EXERCISE DESCRIPTION
From the records, pick out and copy each line containing "bottom".

DATA SUPPLIED
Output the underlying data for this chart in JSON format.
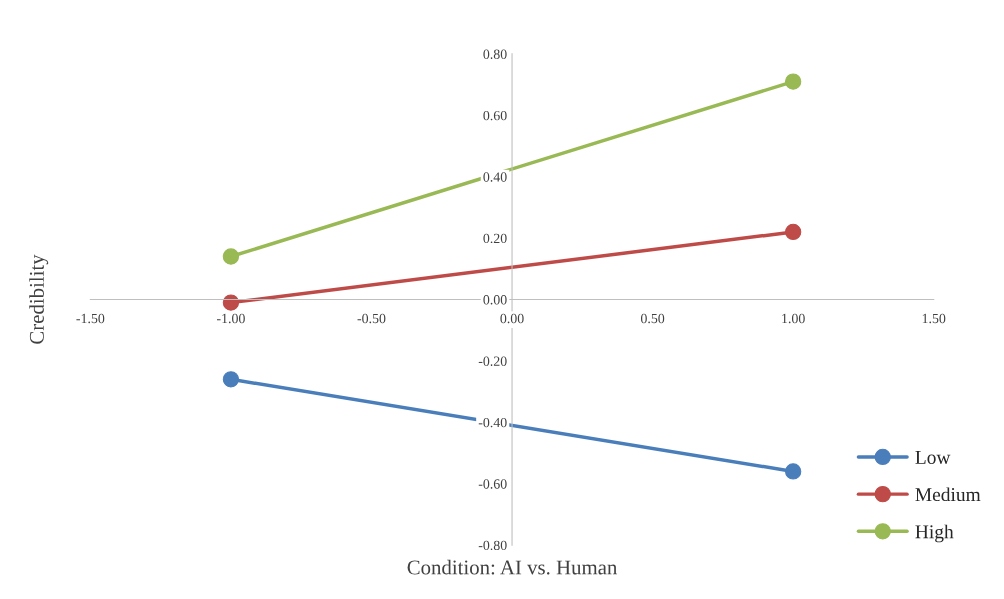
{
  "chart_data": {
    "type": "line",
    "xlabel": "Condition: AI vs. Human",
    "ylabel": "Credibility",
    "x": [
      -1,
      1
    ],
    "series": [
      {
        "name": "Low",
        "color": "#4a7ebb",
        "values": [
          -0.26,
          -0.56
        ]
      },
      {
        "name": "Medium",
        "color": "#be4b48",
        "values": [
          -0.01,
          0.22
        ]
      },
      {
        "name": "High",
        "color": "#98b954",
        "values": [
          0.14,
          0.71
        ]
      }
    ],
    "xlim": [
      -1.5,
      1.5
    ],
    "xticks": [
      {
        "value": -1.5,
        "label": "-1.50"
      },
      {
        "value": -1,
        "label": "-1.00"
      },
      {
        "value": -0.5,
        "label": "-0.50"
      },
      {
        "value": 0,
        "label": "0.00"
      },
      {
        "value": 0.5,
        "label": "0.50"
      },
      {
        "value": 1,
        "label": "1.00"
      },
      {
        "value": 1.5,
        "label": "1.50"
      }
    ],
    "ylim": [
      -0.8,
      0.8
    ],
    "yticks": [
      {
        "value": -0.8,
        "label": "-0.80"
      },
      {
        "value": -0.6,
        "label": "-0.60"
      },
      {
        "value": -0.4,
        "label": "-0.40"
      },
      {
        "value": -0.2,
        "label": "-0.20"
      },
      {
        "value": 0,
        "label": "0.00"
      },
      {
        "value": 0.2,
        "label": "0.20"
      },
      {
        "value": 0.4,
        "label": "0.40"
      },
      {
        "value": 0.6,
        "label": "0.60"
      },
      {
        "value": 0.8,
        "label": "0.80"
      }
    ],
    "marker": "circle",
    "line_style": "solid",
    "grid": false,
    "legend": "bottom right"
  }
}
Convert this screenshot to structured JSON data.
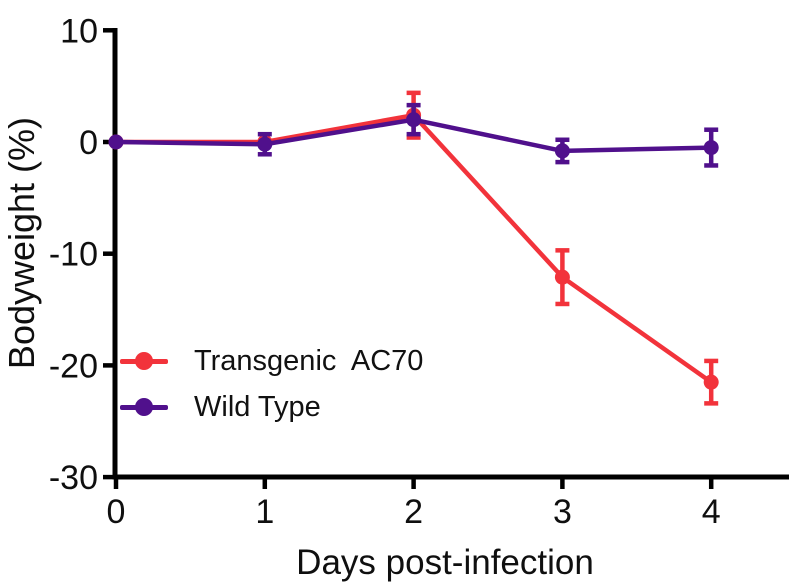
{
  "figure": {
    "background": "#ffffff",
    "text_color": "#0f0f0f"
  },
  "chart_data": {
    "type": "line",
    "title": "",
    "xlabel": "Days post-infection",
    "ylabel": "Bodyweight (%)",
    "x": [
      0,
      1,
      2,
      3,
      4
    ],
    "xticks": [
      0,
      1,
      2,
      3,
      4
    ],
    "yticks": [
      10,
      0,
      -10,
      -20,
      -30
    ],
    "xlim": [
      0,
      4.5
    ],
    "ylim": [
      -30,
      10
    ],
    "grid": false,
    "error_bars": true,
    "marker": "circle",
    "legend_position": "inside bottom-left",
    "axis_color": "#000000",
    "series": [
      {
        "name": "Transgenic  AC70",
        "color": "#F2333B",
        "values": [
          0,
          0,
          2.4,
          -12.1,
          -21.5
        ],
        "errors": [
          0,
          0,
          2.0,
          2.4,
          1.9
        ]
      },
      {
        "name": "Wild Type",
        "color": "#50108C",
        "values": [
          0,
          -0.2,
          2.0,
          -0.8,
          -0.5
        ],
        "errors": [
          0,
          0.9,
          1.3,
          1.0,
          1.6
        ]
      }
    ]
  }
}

WRITTEN REPLY
    "legend": "bottom right"
    "legend_position": "inside bottom-left",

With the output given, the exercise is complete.